start

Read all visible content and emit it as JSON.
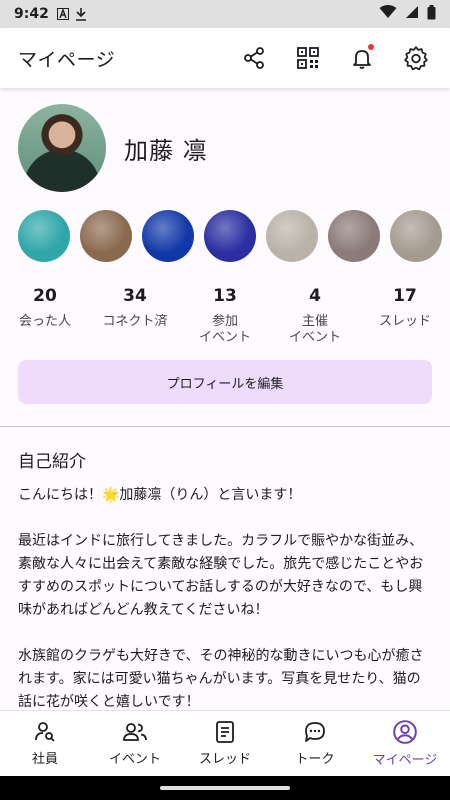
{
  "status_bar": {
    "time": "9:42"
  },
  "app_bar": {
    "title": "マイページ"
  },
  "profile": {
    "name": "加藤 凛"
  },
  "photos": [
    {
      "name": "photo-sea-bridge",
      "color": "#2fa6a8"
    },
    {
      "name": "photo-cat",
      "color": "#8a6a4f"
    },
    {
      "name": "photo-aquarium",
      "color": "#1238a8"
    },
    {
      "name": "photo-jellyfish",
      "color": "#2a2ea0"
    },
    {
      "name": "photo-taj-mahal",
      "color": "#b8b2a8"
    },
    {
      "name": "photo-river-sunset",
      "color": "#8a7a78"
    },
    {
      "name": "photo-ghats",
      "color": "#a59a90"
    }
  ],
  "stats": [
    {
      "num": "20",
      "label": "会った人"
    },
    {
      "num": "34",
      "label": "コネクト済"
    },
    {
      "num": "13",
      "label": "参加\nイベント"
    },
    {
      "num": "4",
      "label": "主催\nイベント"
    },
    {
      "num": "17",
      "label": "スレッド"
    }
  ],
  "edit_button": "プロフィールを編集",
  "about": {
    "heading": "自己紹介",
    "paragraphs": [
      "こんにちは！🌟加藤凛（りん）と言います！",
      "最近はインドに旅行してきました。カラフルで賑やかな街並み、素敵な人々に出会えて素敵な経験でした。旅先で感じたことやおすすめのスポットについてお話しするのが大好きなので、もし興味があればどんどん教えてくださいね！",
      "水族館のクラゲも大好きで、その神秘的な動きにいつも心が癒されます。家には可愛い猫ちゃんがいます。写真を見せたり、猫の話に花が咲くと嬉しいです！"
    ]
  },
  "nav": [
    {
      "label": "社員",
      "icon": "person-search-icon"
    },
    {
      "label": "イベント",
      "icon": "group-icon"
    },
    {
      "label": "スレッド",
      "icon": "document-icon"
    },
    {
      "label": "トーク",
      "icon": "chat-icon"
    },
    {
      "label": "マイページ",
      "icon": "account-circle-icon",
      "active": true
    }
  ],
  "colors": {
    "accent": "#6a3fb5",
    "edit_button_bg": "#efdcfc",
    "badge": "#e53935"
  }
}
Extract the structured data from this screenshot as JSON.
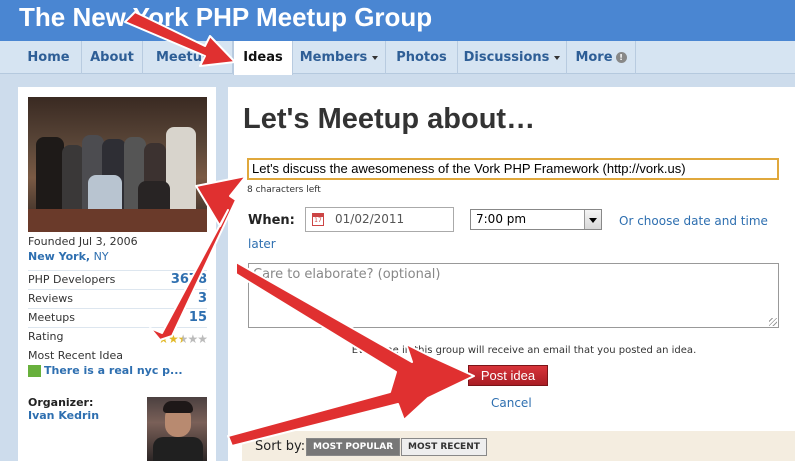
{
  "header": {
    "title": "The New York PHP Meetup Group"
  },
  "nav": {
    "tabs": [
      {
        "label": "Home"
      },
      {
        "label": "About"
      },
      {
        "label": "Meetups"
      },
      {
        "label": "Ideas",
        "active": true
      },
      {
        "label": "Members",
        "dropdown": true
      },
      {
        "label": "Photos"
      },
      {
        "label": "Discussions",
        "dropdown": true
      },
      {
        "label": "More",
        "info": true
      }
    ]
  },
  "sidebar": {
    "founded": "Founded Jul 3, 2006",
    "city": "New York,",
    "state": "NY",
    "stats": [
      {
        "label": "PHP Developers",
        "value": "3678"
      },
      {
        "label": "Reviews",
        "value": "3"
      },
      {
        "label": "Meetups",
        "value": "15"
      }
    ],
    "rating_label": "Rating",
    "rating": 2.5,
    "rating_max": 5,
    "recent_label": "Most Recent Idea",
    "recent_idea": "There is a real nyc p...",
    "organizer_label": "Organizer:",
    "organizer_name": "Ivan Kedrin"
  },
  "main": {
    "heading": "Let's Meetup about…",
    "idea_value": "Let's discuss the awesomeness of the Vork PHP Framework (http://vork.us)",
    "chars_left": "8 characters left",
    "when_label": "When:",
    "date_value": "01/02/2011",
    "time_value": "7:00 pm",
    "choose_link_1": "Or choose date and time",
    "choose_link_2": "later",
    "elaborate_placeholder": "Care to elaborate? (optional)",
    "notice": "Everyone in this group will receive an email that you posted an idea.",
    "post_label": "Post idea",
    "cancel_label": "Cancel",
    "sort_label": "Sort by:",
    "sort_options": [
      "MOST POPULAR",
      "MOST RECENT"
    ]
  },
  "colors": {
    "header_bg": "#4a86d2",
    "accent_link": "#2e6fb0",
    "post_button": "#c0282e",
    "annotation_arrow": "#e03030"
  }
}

end

• Task objective
Go back to the records above and write them out exactly, without the pictures.

• Response to this exercise
Read all visible content and emit it as JSON.
{
  "status_bar": {
    "time": "9:42"
  },
  "app_bar": {
    "title": "マイページ"
  },
  "profile": {
    "name": "加藤 凛"
  },
  "photos": [
    {
      "name": "photo-sea-bridge",
      "color": "#2fa6a8"
    },
    {
      "name": "photo-cat",
      "color": "#8a6a4f"
    },
    {
      "name": "photo-aquarium",
      "color": "#1238a8"
    },
    {
      "name": "photo-jellyfish",
      "color": "#2a2ea0"
    },
    {
      "name": "photo-taj-mahal",
      "color": "#b8b2a8"
    },
    {
      "name": "photo-river-sunset",
      "color": "#8a7a78"
    },
    {
      "name": "photo-ghats",
      "color": "#a59a90"
    }
  ],
  "stats": [
    {
      "num": "20",
      "label": "会った人"
    },
    {
      "num": "34",
      "label": "コネクト済"
    },
    {
      "num": "13",
      "label": "参加\nイベント"
    },
    {
      "num": "4",
      "label": "主催\nイベント"
    },
    {
      "num": "17",
      "label": "スレッド"
    }
  ],
  "edit_button": "プロフィールを編集",
  "about": {
    "heading": "自己紹介",
    "paragraphs": [
      "こんにちは！🌟加藤凛（りん）と言います！",
      "最近はインドに旅行してきました。カラフルで賑やかな街並み、素敵な人々に出会えて素敵な経験でした。旅先で感じたことやおすすめのスポットについてお話しするのが大好きなので、もし興味があればどんどん教えてくださいね！",
      "水族館のクラゲも大好きで、その神秘的な動きにいつも心が癒されます。家には可愛い猫ちゃんがいます。写真を見せたり、猫の話に花が咲くと嬉しいです！"
    ]
  },
  "nav": [
    {
      "label": "社員",
      "icon": "person-search-icon"
    },
    {
      "label": "イベント",
      "icon": "group-icon"
    },
    {
      "label": "スレッド",
      "icon": "document-icon"
    },
    {
      "label": "トーク",
      "icon": "chat-icon"
    },
    {
      "label": "マイページ",
      "icon": "account-circle-icon",
      "active": true
    }
  ],
  "colors": {
    "accent": "#6a3fb5",
    "edit_button_bg": "#efdcfc",
    "badge": "#e53935"
  }
}
Extract the structured data from this screenshot as JSON.
{
  "header": {
    "title": "The New York PHP Meetup Group"
  },
  "nav": {
    "tabs": [
      {
        "label": "Home"
      },
      {
        "label": "About"
      },
      {
        "label": "Meetups"
      },
      {
        "label": "Ideas",
        "active": true
      },
      {
        "label": "Members",
        "dropdown": true
      },
      {
        "label": "Photos"
      },
      {
        "label": "Discussions",
        "dropdown": true
      },
      {
        "label": "More",
        "info": true
      }
    ]
  },
  "sidebar": {
    "founded": "Founded Jul 3, 2006",
    "city": "New York,",
    "state": "NY",
    "stats": [
      {
        "label": "PHP Developers",
        "value": "3678"
      },
      {
        "label": "Reviews",
        "value": "3"
      },
      {
        "label": "Meetups",
        "value": "15"
      }
    ],
    "rating_label": "Rating",
    "rating": 2.5,
    "rating_max": 5,
    "recent_label": "Most Recent Idea",
    "recent_idea": "There is a real nyc p...",
    "organizer_label": "Organizer:",
    "organizer_name": "Ivan Kedrin"
  },
  "main": {
    "heading": "Let's Meetup about…",
    "idea_value": "Let's discuss the awesomeness of the Vork PHP Framework (http://vork.us)",
    "chars_left": "8 characters left",
    "when_label": "When:",
    "date_value": "01/02/2011",
    "time_value": "7:00 pm",
    "choose_link_1": "Or choose date and time",
    "choose_link_2": "later",
    "elaborate_placeholder": "Care to elaborate? (optional)",
    "notice": "Everyone in this group will receive an email that you posted an idea.",
    "post_label": "Post idea",
    "cancel_label": "Cancel",
    "sort_label": "Sort by:",
    "sort_options": [
      "MOST POPULAR",
      "MOST RECENT"
    ]
  },
  "colors": {
    "header_bg": "#4a86d2",
    "accent_link": "#2e6fb0",
    "post_button": "#c0282e",
    "annotation_arrow": "#e03030"
  }
}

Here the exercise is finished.